Problem statement | Copy out all of the material exactly as presented.

Data records:

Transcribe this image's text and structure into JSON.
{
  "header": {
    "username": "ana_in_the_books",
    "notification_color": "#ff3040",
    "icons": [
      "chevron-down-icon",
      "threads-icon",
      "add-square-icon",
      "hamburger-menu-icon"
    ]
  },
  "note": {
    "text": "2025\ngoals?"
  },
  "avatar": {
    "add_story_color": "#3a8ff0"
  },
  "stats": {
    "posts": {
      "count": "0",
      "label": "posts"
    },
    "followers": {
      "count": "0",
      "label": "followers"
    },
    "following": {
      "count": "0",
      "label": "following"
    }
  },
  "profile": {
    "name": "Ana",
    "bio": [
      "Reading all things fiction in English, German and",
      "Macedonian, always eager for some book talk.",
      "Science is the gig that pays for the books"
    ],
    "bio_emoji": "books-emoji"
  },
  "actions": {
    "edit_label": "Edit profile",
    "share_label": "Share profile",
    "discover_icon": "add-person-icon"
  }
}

Reply |
Transcribe this image's text and structure into JSON.
{
  "header": {
    "username": "ana_in_the_books",
    "notification_color": "#ff3040",
    "icons": [
      "chevron-down-icon",
      "threads-icon",
      "add-square-icon",
      "hamburger-menu-icon"
    ]
  },
  "note": {
    "text": "2025\ngoals?"
  },
  "avatar": {
    "add_story_color": "#3a8ff0"
  },
  "stats": {
    "posts": {
      "count": "0",
      "label": "posts"
    },
    "followers": {
      "count": "0",
      "label": "followers"
    },
    "following": {
      "count": "0",
      "label": "following"
    }
  },
  "profile": {
    "name": "Ana",
    "bio": [
      "Reading all things fiction in English, German and",
      "Macedonian, always eager for some book talk.",
      "Science is the gig that pays for the books"
    ],
    "bio_emoji": "books-emoji"
  },
  "actions": {
    "edit_label": "Edit profile",
    "share_label": "Share profile",
    "discover_icon": "add-person-icon"
  }
}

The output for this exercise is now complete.